# YOUR TASK:
Exactly reproduce each entry, leaving out nothing.

(Dataset listings of figures)
— start —

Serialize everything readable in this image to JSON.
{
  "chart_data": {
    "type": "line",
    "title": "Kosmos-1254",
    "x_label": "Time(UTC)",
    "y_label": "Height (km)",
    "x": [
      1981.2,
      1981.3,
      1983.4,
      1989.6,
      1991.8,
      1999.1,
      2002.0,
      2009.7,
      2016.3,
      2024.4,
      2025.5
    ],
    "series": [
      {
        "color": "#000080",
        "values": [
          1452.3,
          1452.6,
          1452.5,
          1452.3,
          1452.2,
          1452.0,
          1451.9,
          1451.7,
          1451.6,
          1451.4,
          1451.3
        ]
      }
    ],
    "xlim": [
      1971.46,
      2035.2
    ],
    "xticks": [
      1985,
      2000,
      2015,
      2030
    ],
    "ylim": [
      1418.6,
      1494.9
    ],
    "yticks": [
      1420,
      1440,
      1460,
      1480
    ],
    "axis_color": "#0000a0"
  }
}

— end —

# REPLY:
Serialize everything readable in this image to JSON.
{
  "chart_data": {
    "type": "line",
    "title": "Kosmos-1254",
    "x_label": "Time(UTC)",
    "y_label": "Height (km)",
    "x": [
      1981.2,
      1981.3,
      1983.4,
      1989.6,
      1991.8,
      1999.1,
      2002.0,
      2009.7,
      2016.3,
      2024.4,
      2025.5
    ],
    "series": [
      {
        "color": "#000080",
        "values": [
          1452.3,
          1452.6,
          1452.5,
          1452.3,
          1452.2,
          1452.0,
          1451.9,
          1451.7,
          1451.6,
          1451.4,
          1451.3
        ]
      }
    ],
    "xlim": [
      1971.46,
      2035.2
    ],
    "xticks": [
      1985,
      2000,
      2015,
      2030
    ],
    "ylim": [
      1418.6,
      1494.9
    ],
    "yticks": [
      1420,
      1440,
      1460,
      1480
    ],
    "axis_color": "#0000a0"
  }
}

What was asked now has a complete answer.